Two weeks ago the Chilean people woke up, "chile despertó!" They are calling it a social explosion, which could equally be due to the speed of the conflict’s escalation, or the extensive property damage by fire.
Chile’s uprising started with groups of high school students who refused to pay a hiked fare for the subway. Evasión Masiva students shared memes about turnstile hopping, and within 24 hours, the stage was set. People across the capital took to the streets, banging pots and destroying city busses.The protests centered on the rising costs of living and the creation of the greatest wealth gap in the countries comprising The Organisation for Economic Co-operation and Development (OECD)...a Marshall Plan organization supporting economic imperialism.
These are features of the Chicago-School neoliberalism behind Chile’s lauded but fictive political stability and economic success.
Photo by Nikola Garcia.

- **PROBLEM REQUIREMENTS**:
Transcribe the part of the passage on Chile's uprising that opens with the words containing "Chile’s uprising started" and closes with "supporting economic imperialism.". Base every response on the passage on Chile's uprising alone, without drawing on any outside source.

- **ENTRIES SHOWN**:

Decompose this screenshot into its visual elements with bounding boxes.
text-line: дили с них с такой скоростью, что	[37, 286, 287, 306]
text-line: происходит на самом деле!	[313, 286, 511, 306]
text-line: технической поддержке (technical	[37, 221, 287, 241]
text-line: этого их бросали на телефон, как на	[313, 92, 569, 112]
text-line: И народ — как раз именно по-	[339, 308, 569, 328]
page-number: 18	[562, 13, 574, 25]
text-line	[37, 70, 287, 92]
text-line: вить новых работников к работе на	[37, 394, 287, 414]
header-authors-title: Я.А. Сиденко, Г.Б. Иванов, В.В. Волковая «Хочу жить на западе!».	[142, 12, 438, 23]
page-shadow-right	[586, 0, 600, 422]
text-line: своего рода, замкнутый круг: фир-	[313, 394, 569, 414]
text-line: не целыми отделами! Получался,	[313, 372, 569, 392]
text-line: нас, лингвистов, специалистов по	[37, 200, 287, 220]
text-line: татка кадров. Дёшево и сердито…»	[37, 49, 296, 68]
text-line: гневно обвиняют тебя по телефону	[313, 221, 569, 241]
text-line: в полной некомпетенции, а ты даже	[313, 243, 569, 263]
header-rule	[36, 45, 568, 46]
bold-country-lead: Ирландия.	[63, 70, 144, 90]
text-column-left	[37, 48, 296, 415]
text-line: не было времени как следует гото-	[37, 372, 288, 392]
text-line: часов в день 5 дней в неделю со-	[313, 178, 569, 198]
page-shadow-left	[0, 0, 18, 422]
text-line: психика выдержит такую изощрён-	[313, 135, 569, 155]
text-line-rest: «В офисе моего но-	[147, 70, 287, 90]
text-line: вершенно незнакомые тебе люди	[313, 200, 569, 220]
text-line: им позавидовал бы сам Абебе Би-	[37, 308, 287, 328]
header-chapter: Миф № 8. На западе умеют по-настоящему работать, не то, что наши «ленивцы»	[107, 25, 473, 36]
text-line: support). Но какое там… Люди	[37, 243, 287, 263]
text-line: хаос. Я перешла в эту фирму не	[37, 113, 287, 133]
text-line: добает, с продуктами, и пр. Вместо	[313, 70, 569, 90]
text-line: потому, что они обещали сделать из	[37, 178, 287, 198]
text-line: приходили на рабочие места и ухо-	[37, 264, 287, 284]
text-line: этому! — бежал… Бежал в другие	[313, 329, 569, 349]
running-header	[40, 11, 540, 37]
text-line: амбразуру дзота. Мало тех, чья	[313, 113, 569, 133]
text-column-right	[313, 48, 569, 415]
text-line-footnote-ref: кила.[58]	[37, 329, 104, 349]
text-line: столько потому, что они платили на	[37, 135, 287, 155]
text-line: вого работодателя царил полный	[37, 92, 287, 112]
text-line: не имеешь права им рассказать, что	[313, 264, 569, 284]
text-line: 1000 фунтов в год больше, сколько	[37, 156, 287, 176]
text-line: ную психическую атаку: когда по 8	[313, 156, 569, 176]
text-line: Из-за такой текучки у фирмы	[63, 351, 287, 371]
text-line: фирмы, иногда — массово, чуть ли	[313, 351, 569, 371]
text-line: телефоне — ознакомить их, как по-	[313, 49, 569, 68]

- **EXERCISE SOLUTION**:
Chile’s uprising started with groups of high school students who refused to pay a hiked fare for the subway. Evasión Masiva students shared memes about turnstile hopping, and within 24 hours, the stage was set. People across the capital took to the streets, banging pots and destroying city busses.The protests centered on the rising costs of living and the creation of the greatest wealth gap in the countries comprising The Organisation for Economic Co-operation and Development (OECD)...a Marshall Plan organization supporting economic imperialism.